# DO THIS
Among the lines below, how many carry the string "INFRASTRUCTURE"? Reply with a number and nothing else.

[Dataset rows about figures]
------------------------------------------------------------------------

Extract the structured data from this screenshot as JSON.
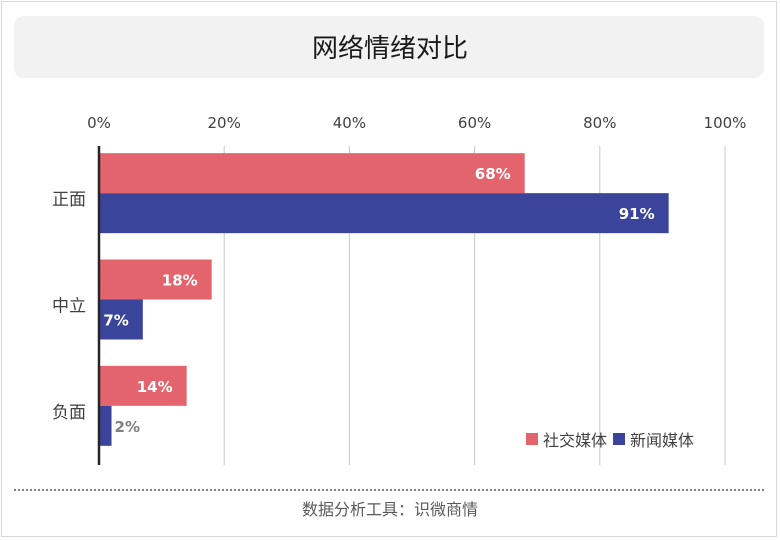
{
  "title": "网络情绪对比",
  "footer": "数据分析工具：识微商情",
  "colors": {
    "social": "#e3646d",
    "news": "#3b449b"
  },
  "legend": [
    {
      "label": "社交媒体",
      "color": "#e3646d"
    },
    {
      "label": "新闻媒体",
      "color": "#3b449b"
    }
  ],
  "chart_data": {
    "type": "bar",
    "orientation": "horizontal",
    "title": "网络情绪对比",
    "categories": [
      "正面",
      "中立",
      "负面"
    ],
    "series": [
      {
        "name": "社交媒体",
        "values": [
          68,
          18,
          14
        ],
        "labels": [
          "68%",
          "18%",
          "14%"
        ],
        "color": "#e3646d"
      },
      {
        "name": "新闻媒体",
        "values": [
          91,
          7,
          2
        ],
        "labels": [
          "91%",
          "7%",
          "2%"
        ],
        "color": "#3b449b"
      }
    ],
    "xlim": [
      0,
      100
    ],
    "xticks": [
      0,
      20,
      40,
      60,
      80,
      100
    ],
    "xtick_labels": [
      "0%",
      "20%",
      "40%",
      "60%",
      "80%",
      "100%"
    ],
    "x_axis_position": "top",
    "grid": true,
    "legend_position": "bottom-right"
  }
}
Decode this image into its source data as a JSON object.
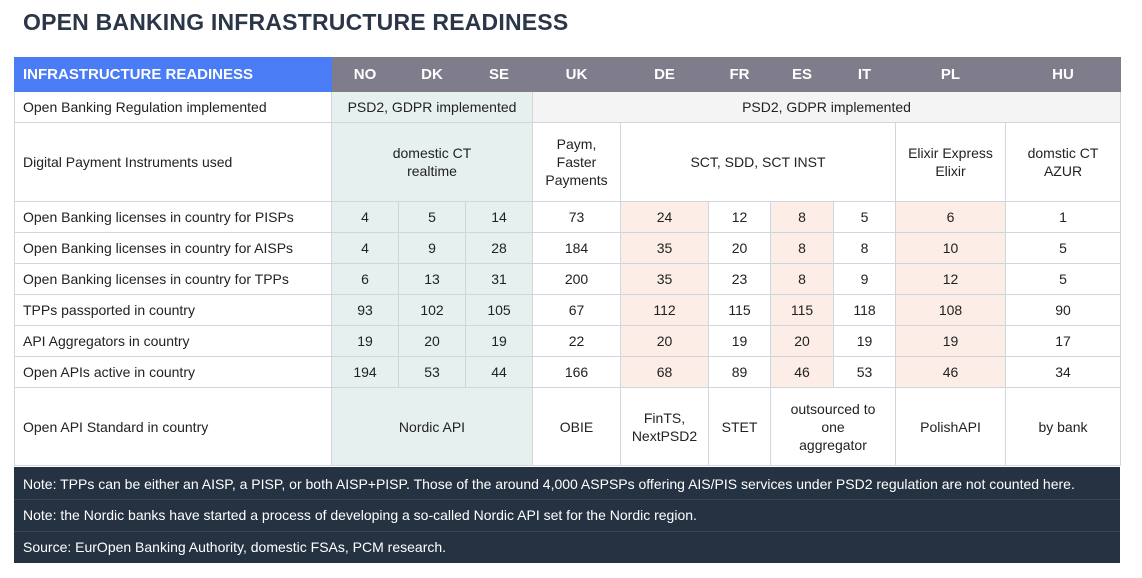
{
  "title": "OPEN BANKING INFRASTRUCTURE READINESS",
  "table": {
    "header_label": "INFRASTRUCTURE READINESS",
    "countries": [
      "NO",
      "DK",
      "SE",
      "UK",
      "DE",
      "FR",
      "ES",
      "IT",
      "PL",
      "HU"
    ],
    "regulation": {
      "label": "Open Banking Regulation implemented",
      "nordic": "PSD2, GDPR implemented",
      "others": "PSD2, GDPR implemented"
    },
    "instruments": {
      "label": "Digital Payment Instruments used",
      "nordic": "domestic CT realtime",
      "uk": "Paym, Faster Payments",
      "euro": "SCT, SDD, SCT INST",
      "pl": "Elixir Express Elixir",
      "hu": "domstic CT AZUR"
    },
    "rows": [
      {
        "label": "Open Banking licenses in country for PISPs",
        "values": [
          "4",
          "5",
          "14",
          "73",
          "24",
          "12",
          "8",
          "5",
          "6",
          "1"
        ]
      },
      {
        "label": "Open Banking licenses in country for AISPs",
        "values": [
          "4",
          "9",
          "28",
          "184",
          "35",
          "20",
          "8",
          "8",
          "10",
          "5"
        ]
      },
      {
        "label": "Open Banking licenses in country for TPPs",
        "values": [
          "6",
          "13",
          "31",
          "200",
          "35",
          "23",
          "8",
          "9",
          "12",
          "5"
        ]
      },
      {
        "label": "TPPs passported in country",
        "values": [
          "93",
          "102",
          "105",
          "67",
          "112",
          "115",
          "115",
          "118",
          "108",
          "90"
        ]
      },
      {
        "label": "API Aggregators in country",
        "values": [
          "19",
          "20",
          "19",
          "22",
          "20",
          "19",
          "20",
          "19",
          "19",
          "17"
        ]
      },
      {
        "label": "Open APIs active in country",
        "values": [
          "194",
          "53",
          "44",
          "166",
          "68",
          "89",
          "46",
          "53",
          "46",
          "34"
        ]
      }
    ],
    "standard": {
      "label": "Open API Standard in country",
      "nordic": "Nordic API",
      "uk": "OBIE",
      "de": "FinTS, NextPSD2",
      "fr": "STET",
      "es_it": "outsourced to one aggregator",
      "pl": "PolishAPI",
      "hu": "by bank"
    }
  },
  "notes": [
    "Note: TPPs can be either an AISP, a PISP, or both AISP+PISP. Those of the around 4,000 ASPSPs offering AIS/PIS services under PSD2 regulation are not counted here.",
    "Note: the Nordic banks have started a process of developing a so-called Nordic API set for the Nordic region.",
    "Source: EurOpen Banking Authority, domestic FSAs, PCM research."
  ],
  "colors": {
    "header_label_bg": "#4a7cf6",
    "header_bg": "#7f7c8c",
    "nordic_bg": "#e6f1ef",
    "highlight_bg": "#fcede6",
    "notes_bg": "#253242",
    "title": "#2b3648"
  }
}
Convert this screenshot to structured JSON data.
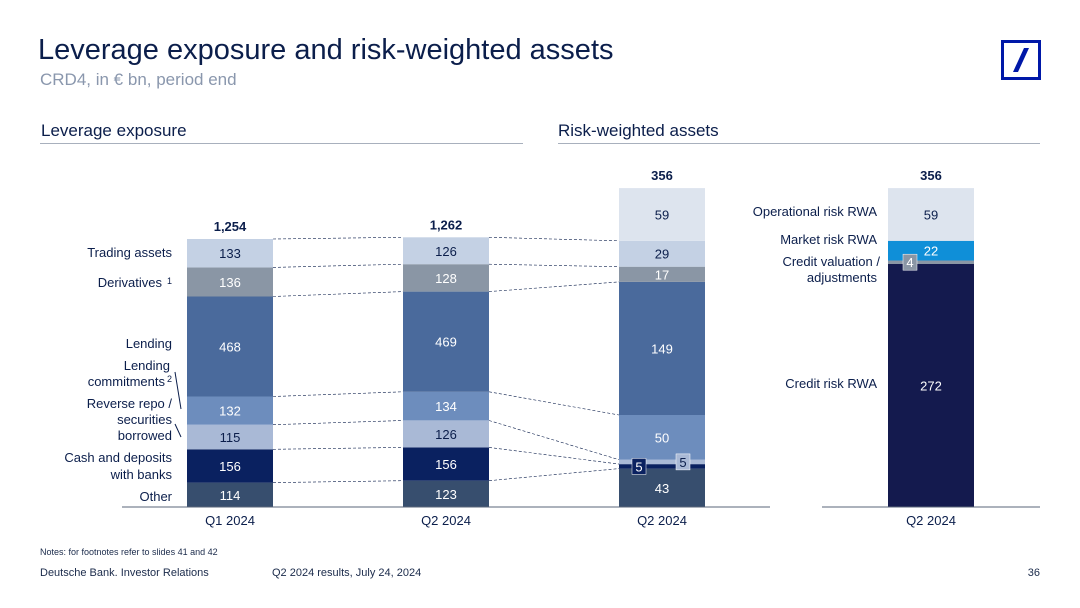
{
  "header": {
    "title": "Leverage exposure and risk-weighted assets",
    "subtitle": "CRD4, in € bn, period end"
  },
  "sections": {
    "left": "Leverage exposure",
    "right": "Risk-weighted assets"
  },
  "colors": {
    "dark_navy": "#0a2160",
    "deep_navy": "#141a4e",
    "slate": "#374e6e",
    "light_blue": "#a9b9d6",
    "mid_blue": "#6d8dbd",
    "steel_blue": "#4a6a9c",
    "grey": "#8a96a5",
    "pale_blue": "#c4d1e4",
    "very_pale": "#dde4ee",
    "cyan": "#0f8fd8",
    "brand_blue": "#0018a8"
  },
  "chart_data": [
    {
      "type": "bar",
      "stacked": true,
      "title": "Leverage exposure",
      "categories": [
        "Q1 2024",
        "Q2 2024"
      ],
      "series": [
        {
          "name": "Other",
          "values": [
            114,
            123
          ]
        },
        {
          "name": "Cash and deposits with banks",
          "values": [
            156,
            156
          ]
        },
        {
          "name": "Reverse repo / securities borrowed",
          "values": [
            115,
            126
          ]
        },
        {
          "name": "Lending commitments2",
          "values": [
            132,
            134
          ]
        },
        {
          "name": "Lending",
          "values": [
            468,
            469
          ]
        },
        {
          "name": "Derivatives1",
          "values": [
            136,
            128
          ]
        },
        {
          "name": "Trading assets",
          "values": [
            133,
            126
          ]
        }
      ],
      "totals": [
        "1,254",
        "1,262"
      ]
    },
    {
      "type": "bar",
      "stacked": true,
      "categories": [
        "Q2 2024"
      ],
      "series": [
        {
          "name": "Other",
          "values": [
            43
          ]
        },
        {
          "name": "Cash and deposits with banks",
          "values": [
            5
          ]
        },
        {
          "name": "Reverse repo / securities borrowed",
          "values": [
            5
          ]
        },
        {
          "name": "Lending commitments2",
          "values": [
            50
          ]
        },
        {
          "name": "Lending",
          "values": [
            149
          ]
        },
        {
          "name": "Derivatives1",
          "values": [
            17
          ]
        },
        {
          "name": "Trading assets",
          "values": [
            29
          ]
        },
        {
          "name": "Operational risk RWA",
          "values": [
            59
          ]
        }
      ],
      "totals": [
        "356"
      ]
    },
    {
      "type": "bar",
      "stacked": true,
      "title": "Risk-weighted assets",
      "categories": [
        "Q2 2024"
      ],
      "series": [
        {
          "name": "Credit risk RWA",
          "values": [
            272
          ]
        },
        {
          "name": "Credit valuation / adjustments",
          "values": [
            4
          ]
        },
        {
          "name": "Market risk RWA",
          "values": [
            22
          ]
        },
        {
          "name": "Operational risk RWA",
          "values": [
            59
          ]
        }
      ],
      "totals": [
        "356"
      ]
    }
  ],
  "legend_left": {
    "trading_assets": "Trading assets",
    "derivatives": "Derivatives",
    "derivatives_sup": "1",
    "lending": "Lending",
    "lending_commitments_1": "Lending",
    "lending_commitments_2": "commitments",
    "lending_commitments_sup": "2",
    "reverse_repo_1": "Reverse repo /",
    "reverse_repo_2": "securities",
    "reverse_repo_3": "borrowed",
    "cash_1": "Cash and deposits",
    "cash_2": "with banks",
    "other": "Other"
  },
  "legend_right": {
    "operational": "Operational risk RWA",
    "market": "Market risk RWA",
    "cva_1": "Credit valuation /",
    "cva_2": "adjustments",
    "credit": "Credit risk RWA"
  },
  "footer": {
    "notes": "Notes: for footnotes refer to slides 41 and 42",
    "company": "Deutsche Bank. Investor Relations",
    "event": "Q2 2024 results, July 24, 2024",
    "page": "36"
  }
}
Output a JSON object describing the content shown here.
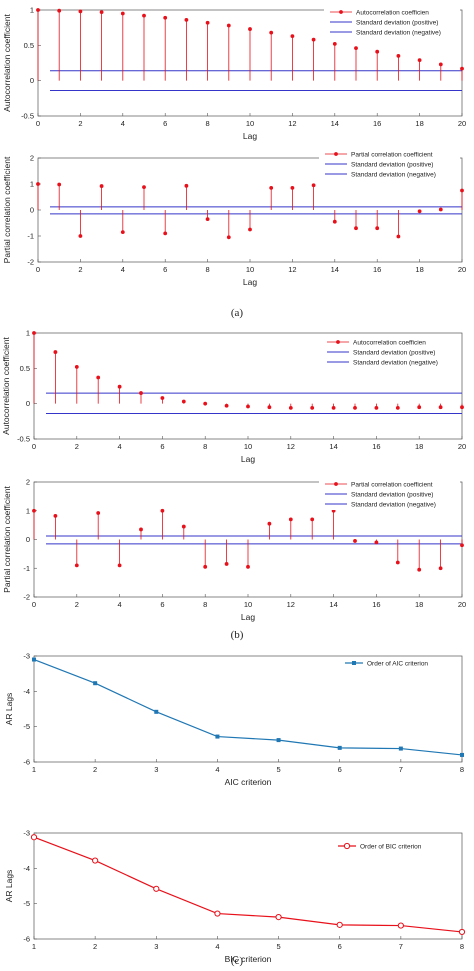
{
  "captions": [
    "(a)",
    "(b)",
    "(c)"
  ],
  "colors": {
    "stem": "#e8101a",
    "sd": "#3535c9",
    "aic": "#1f77b4",
    "bic": "#e8101a"
  },
  "chart_data": [
    {
      "type": "stem",
      "xlabel": "Lag",
      "ylabel": "Autocorrelation coefficient",
      "xlim": [
        0,
        20
      ],
      "ylim": [
        -0.5,
        1
      ],
      "xticks": [
        "0",
        "2",
        "4",
        "6",
        "8",
        "10",
        "12",
        "14",
        "16",
        "18",
        "20"
      ],
      "yticks": [
        "-0.5",
        "0",
        "0.5",
        "1"
      ],
      "legend": [
        "Autocorrelation coefficien",
        "Standard deviation (positive)",
        "Standard deviation (negative)"
      ],
      "x": [
        0,
        1,
        2,
        3,
        4,
        5,
        6,
        7,
        8,
        9,
        10,
        11,
        12,
        13,
        14,
        15,
        16,
        17,
        18,
        19,
        20
      ],
      "values": [
        1.0,
        0.99,
        0.98,
        0.97,
        0.95,
        0.92,
        0.89,
        0.86,
        0.82,
        0.78,
        0.73,
        0.68,
        0.63,
        0.58,
        0.52,
        0.46,
        0.41,
        0.35,
        0.29,
        0.23,
        0.17
      ],
      "sd_positive": 0.14,
      "sd_negative": -0.14
    },
    {
      "type": "stem",
      "xlabel": "Lag",
      "ylabel": "Partial correlation coefficient",
      "xlim": [
        0,
        20
      ],
      "ylim": [
        -2,
        2
      ],
      "xticks": [
        "0",
        "2",
        "4",
        "6",
        "8",
        "10",
        "12",
        "14",
        "16",
        "18",
        "20"
      ],
      "yticks": [
        "-2",
        "-1",
        "0",
        "1",
        "2"
      ],
      "legend": [
        "Partial correlation coefficient",
        "Standard deviation (positive)",
        "Standard deviation (negative)"
      ],
      "x": [
        0,
        1,
        2,
        3,
        4,
        5,
        6,
        7,
        8,
        9,
        10,
        11,
        12,
        13,
        14,
        15,
        16,
        17,
        18,
        19,
        20
      ],
      "values": [
        1.0,
        0.98,
        -1.0,
        0.92,
        -0.85,
        0.88,
        -0.9,
        0.93,
        -0.35,
        -1.05,
        -0.75,
        0.85,
        0.85,
        0.95,
        -0.45,
        -0.7,
        -0.7,
        -1.02,
        -0.05,
        0.02,
        0.75
      ],
      "sd_positive": 0.12,
      "sd_negative": -0.15
    },
    {
      "type": "stem",
      "xlabel": "Lag",
      "ylabel": "Autocorrelation coefficient",
      "xlim": [
        0,
        20
      ],
      "ylim": [
        -0.5,
        1
      ],
      "xticks": [
        "0",
        "2",
        "4",
        "6",
        "8",
        "10",
        "12",
        "14",
        "16",
        "18",
        "20"
      ],
      "yticks": [
        "-0.5",
        "0",
        "0.5",
        "1"
      ],
      "legend": [
        "Autocorrelation coefficien",
        "Standard deviation (positive)",
        "Standard deviation (negative)"
      ],
      "x": [
        0,
        1,
        2,
        3,
        4,
        5,
        6,
        7,
        8,
        9,
        10,
        11,
        12,
        13,
        14,
        15,
        16,
        17,
        18,
        19,
        20
      ],
      "values": [
        1.0,
        0.73,
        0.52,
        0.37,
        0.24,
        0.15,
        0.08,
        0.03,
        0.0,
        -0.03,
        -0.04,
        -0.05,
        -0.06,
        -0.06,
        -0.06,
        -0.06,
        -0.06,
        -0.06,
        -0.05,
        -0.05,
        -0.05
      ],
      "sd_positive": 0.15,
      "sd_negative": -0.14
    },
    {
      "type": "stem",
      "xlabel": "Lag",
      "ylabel": "Partial correlation coefficient",
      "xlim": [
        0,
        20
      ],
      "ylim": [
        -2,
        2
      ],
      "xticks": [
        "0",
        "2",
        "4",
        "6",
        "8",
        "10",
        "12",
        "14",
        "16",
        "18",
        "20"
      ],
      "yticks": [
        "-2",
        "-1",
        "0",
        "1",
        "2"
      ],
      "legend": [
        "Partial correlation coefficient",
        "Standard deviation (positive)",
        "Standard deviation (negative)"
      ],
      "x": [
        0,
        1,
        2,
        3,
        4,
        5,
        6,
        7,
        8,
        9,
        10,
        11,
        12,
        13,
        14,
        15,
        16,
        17,
        18,
        19,
        20
      ],
      "values": [
        1.0,
        0.82,
        -0.9,
        0.92,
        -0.9,
        0.35,
        1.0,
        0.45,
        -0.95,
        -0.85,
        -0.95,
        0.55,
        0.7,
        0.7,
        1.0,
        -0.05,
        -0.1,
        -0.8,
        -1.05,
        -1.0,
        -0.2
      ],
      "sd_positive": 0.12,
      "sd_negative": -0.15
    },
    {
      "type": "line",
      "xlabel": "AIC criterion",
      "ylabel": "AR Lags",
      "xlim": [
        1,
        8
      ],
      "ylim": [
        -6,
        -3
      ],
      "xticks": [
        "1",
        "2",
        "3",
        "4",
        "5",
        "6",
        "7",
        "8"
      ],
      "yticks": [
        "-6",
        "-5",
        "-4",
        "-3"
      ],
      "legend": [
        "Order of AIC criterion"
      ],
      "x": [
        1,
        2,
        3,
        4,
        5,
        6,
        7,
        8
      ],
      "values": [
        -3.1,
        -3.77,
        -4.58,
        -5.28,
        -5.38,
        -5.6,
        -5.62,
        -5.8
      ]
    },
    {
      "type": "line",
      "xlabel": "BIC criterion",
      "ylabel": "AR Lags",
      "xlim": [
        1,
        8
      ],
      "ylim": [
        -6,
        -3
      ],
      "xticks": [
        "1",
        "2",
        "3",
        "4",
        "5",
        "6",
        "7",
        "8"
      ],
      "yticks": [
        "-6",
        "-5",
        "-4",
        "-3"
      ],
      "legend": [
        "Order of BIC criterion"
      ],
      "x": [
        1,
        2,
        3,
        4,
        5,
        6,
        7,
        8
      ],
      "values": [
        -3.12,
        -3.78,
        -4.58,
        -5.28,
        -5.38,
        -5.6,
        -5.62,
        -5.8
      ]
    }
  ]
}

------------------------------------------------------------------------

# EXERCISE SOLUTION
2